:: Aim ::
Output every record word for word.

(Raw records)
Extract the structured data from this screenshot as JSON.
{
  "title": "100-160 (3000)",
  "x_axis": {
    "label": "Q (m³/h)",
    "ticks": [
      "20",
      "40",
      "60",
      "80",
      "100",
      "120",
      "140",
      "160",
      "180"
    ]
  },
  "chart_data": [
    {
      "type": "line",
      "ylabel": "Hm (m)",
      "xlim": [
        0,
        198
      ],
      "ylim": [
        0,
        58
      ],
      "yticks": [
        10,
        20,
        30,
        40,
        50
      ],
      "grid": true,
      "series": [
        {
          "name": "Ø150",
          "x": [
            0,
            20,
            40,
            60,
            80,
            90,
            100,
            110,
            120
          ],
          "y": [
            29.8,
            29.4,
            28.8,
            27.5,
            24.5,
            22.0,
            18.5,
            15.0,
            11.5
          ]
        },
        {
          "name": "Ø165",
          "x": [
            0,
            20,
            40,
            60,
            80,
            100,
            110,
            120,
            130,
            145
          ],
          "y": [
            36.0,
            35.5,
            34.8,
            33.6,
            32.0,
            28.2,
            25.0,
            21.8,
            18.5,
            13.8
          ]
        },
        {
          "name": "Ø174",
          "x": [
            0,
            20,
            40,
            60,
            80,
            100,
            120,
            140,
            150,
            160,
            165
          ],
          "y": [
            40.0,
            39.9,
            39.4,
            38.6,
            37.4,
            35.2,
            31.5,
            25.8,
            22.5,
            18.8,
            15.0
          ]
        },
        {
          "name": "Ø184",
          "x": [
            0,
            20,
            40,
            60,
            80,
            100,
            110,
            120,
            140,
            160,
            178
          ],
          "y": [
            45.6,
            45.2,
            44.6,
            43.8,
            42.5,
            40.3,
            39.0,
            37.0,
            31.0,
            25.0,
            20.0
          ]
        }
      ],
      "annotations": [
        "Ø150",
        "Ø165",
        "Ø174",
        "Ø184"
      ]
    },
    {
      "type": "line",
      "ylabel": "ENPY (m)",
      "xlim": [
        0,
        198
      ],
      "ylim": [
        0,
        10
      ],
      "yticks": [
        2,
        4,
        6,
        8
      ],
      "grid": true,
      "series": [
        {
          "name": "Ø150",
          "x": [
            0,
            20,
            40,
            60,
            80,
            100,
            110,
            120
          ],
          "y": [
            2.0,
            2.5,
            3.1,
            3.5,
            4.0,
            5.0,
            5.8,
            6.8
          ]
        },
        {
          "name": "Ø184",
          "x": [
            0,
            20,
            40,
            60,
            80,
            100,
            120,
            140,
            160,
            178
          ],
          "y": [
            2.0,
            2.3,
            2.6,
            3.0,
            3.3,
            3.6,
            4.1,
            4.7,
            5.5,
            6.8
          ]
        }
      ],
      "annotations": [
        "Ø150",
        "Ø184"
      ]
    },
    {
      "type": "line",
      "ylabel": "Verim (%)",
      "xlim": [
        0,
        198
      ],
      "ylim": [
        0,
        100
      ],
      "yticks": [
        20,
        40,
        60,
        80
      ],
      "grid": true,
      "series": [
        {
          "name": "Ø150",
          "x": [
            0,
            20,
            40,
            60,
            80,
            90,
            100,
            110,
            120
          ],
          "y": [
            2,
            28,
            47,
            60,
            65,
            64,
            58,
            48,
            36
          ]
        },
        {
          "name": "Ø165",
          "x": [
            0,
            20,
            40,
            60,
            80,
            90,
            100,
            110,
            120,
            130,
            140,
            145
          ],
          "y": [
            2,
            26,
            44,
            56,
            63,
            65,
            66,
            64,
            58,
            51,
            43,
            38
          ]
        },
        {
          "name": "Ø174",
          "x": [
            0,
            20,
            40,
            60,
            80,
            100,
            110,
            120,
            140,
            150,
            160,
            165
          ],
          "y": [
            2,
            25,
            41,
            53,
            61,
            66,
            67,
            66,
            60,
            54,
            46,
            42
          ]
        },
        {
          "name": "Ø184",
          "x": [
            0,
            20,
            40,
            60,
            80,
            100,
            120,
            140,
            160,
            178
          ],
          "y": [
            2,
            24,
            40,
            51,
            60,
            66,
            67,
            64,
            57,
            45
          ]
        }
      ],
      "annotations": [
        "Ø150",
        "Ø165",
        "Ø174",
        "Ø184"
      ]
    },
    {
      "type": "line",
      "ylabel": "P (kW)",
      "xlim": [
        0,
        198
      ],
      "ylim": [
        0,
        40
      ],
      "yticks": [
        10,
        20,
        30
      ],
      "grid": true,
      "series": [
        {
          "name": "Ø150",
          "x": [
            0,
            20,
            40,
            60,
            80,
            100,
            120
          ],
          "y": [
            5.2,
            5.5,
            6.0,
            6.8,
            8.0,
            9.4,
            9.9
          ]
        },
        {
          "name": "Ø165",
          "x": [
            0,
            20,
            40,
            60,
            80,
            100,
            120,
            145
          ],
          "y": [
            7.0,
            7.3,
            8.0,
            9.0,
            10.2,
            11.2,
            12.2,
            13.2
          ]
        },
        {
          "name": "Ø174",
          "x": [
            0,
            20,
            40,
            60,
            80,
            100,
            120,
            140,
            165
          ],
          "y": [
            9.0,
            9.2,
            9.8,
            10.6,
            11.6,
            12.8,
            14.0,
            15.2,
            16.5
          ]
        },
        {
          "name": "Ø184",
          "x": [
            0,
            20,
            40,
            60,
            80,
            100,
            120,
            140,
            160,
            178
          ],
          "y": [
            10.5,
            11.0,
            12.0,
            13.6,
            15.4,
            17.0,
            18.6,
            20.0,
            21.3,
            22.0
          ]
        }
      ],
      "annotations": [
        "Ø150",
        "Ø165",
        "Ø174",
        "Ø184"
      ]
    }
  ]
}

:: Answer to this exercise ::
Extract the structured data from this screenshot as JSON.
{
  "title": "100-160 (3000)",
  "x_axis": {
    "label": "Q (m³/h)",
    "ticks": [
      "20",
      "40",
      "60",
      "80",
      "100",
      "120",
      "140",
      "160",
      "180"
    ]
  },
  "chart_data": [
    {
      "type": "line",
      "ylabel": "Hm (m)",
      "xlim": [
        0,
        198
      ],
      "ylim": [
        0,
        58
      ],
      "yticks": [
        10,
        20,
        30,
        40,
        50
      ],
      "grid": true,
      "series": [
        {
          "name": "Ø150",
          "x": [
            0,
            20,
            40,
            60,
            80,
            90,
            100,
            110,
            120
          ],
          "y": [
            29.8,
            29.4,
            28.8,
            27.5,
            24.5,
            22.0,
            18.5,
            15.0,
            11.5
          ]
        },
        {
          "name": "Ø165",
          "x": [
            0,
            20,
            40,
            60,
            80,
            100,
            110,
            120,
            130,
            145
          ],
          "y": [
            36.0,
            35.5,
            34.8,
            33.6,
            32.0,
            28.2,
            25.0,
            21.8,
            18.5,
            13.8
          ]
        },
        {
          "name": "Ø174",
          "x": [
            0,
            20,
            40,
            60,
            80,
            100,
            120,
            140,
            150,
            160,
            165
          ],
          "y": [
            40.0,
            39.9,
            39.4,
            38.6,
            37.4,
            35.2,
            31.5,
            25.8,
            22.5,
            18.8,
            15.0
          ]
        },
        {
          "name": "Ø184",
          "x": [
            0,
            20,
            40,
            60,
            80,
            100,
            110,
            120,
            140,
            160,
            178
          ],
          "y": [
            45.6,
            45.2,
            44.6,
            43.8,
            42.5,
            40.3,
            39.0,
            37.0,
            31.0,
            25.0,
            20.0
          ]
        }
      ],
      "annotations": [
        "Ø150",
        "Ø165",
        "Ø174",
        "Ø184"
      ]
    },
    {
      "type": "line",
      "ylabel": "ENPY (m)",
      "xlim": [
        0,
        198
      ],
      "ylim": [
        0,
        10
      ],
      "yticks": [
        2,
        4,
        6,
        8
      ],
      "grid": true,
      "series": [
        {
          "name": "Ø150",
          "x": [
            0,
            20,
            40,
            60,
            80,
            100,
            110,
            120
          ],
          "y": [
            2.0,
            2.5,
            3.1,
            3.5,
            4.0,
            5.0,
            5.8,
            6.8
          ]
        },
        {
          "name": "Ø184",
          "x": [
            0,
            20,
            40,
            60,
            80,
            100,
            120,
            140,
            160,
            178
          ],
          "y": [
            2.0,
            2.3,
            2.6,
            3.0,
            3.3,
            3.6,
            4.1,
            4.7,
            5.5,
            6.8
          ]
        }
      ],
      "annotations": [
        "Ø150",
        "Ø184"
      ]
    },
    {
      "type": "line",
      "ylabel": "Verim (%)",
      "xlim": [
        0,
        198
      ],
      "ylim": [
        0,
        100
      ],
      "yticks": [
        20,
        40,
        60,
        80
      ],
      "grid": true,
      "series": [
        {
          "name": "Ø150",
          "x": [
            0,
            20,
            40,
            60,
            80,
            90,
            100,
            110,
            120
          ],
          "y": [
            2,
            28,
            47,
            60,
            65,
            64,
            58,
            48,
            36
          ]
        },
        {
          "name": "Ø165",
          "x": [
            0,
            20,
            40,
            60,
            80,
            90,
            100,
            110,
            120,
            130,
            140,
            145
          ],
          "y": [
            2,
            26,
            44,
            56,
            63,
            65,
            66,
            64,
            58,
            51,
            43,
            38
          ]
        },
        {
          "name": "Ø174",
          "x": [
            0,
            20,
            40,
            60,
            80,
            100,
            110,
            120,
            140,
            150,
            160,
            165
          ],
          "y": [
            2,
            25,
            41,
            53,
            61,
            66,
            67,
            66,
            60,
            54,
            46,
            42
          ]
        },
        {
          "name": "Ø184",
          "x": [
            0,
            20,
            40,
            60,
            80,
            100,
            120,
            140,
            160,
            178
          ],
          "y": [
            2,
            24,
            40,
            51,
            60,
            66,
            67,
            64,
            57,
            45
          ]
        }
      ],
      "annotations": [
        "Ø150",
        "Ø165",
        "Ø174",
        "Ø184"
      ]
    },
    {
      "type": "line",
      "ylabel": "P (kW)",
      "xlim": [
        0,
        198
      ],
      "ylim": [
        0,
        40
      ],
      "yticks": [
        10,
        20,
        30
      ],
      "grid": true,
      "series": [
        {
          "name": "Ø150",
          "x": [
            0,
            20,
            40,
            60,
            80,
            100,
            120
          ],
          "y": [
            5.2,
            5.5,
            6.0,
            6.8,
            8.0,
            9.4,
            9.9
          ]
        },
        {
          "name": "Ø165",
          "x": [
            0,
            20,
            40,
            60,
            80,
            100,
            120,
            145
          ],
          "y": [
            7.0,
            7.3,
            8.0,
            9.0,
            10.2,
            11.2,
            12.2,
            13.2
          ]
        },
        {
          "name": "Ø174",
          "x": [
            0,
            20,
            40,
            60,
            80,
            100,
            120,
            140,
            165
          ],
          "y": [
            9.0,
            9.2,
            9.8,
            10.6,
            11.6,
            12.8,
            14.0,
            15.2,
            16.5
          ]
        },
        {
          "name": "Ø184",
          "x": [
            0,
            20,
            40,
            60,
            80,
            100,
            120,
            140,
            160,
            178
          ],
          "y": [
            10.5,
            11.0,
            12.0,
            13.6,
            15.4,
            17.0,
            18.6,
            20.0,
            21.3,
            22.0
          ]
        }
      ],
      "annotations": [
        "Ø150",
        "Ø165",
        "Ø174",
        "Ø184"
      ]
    }
  ]
}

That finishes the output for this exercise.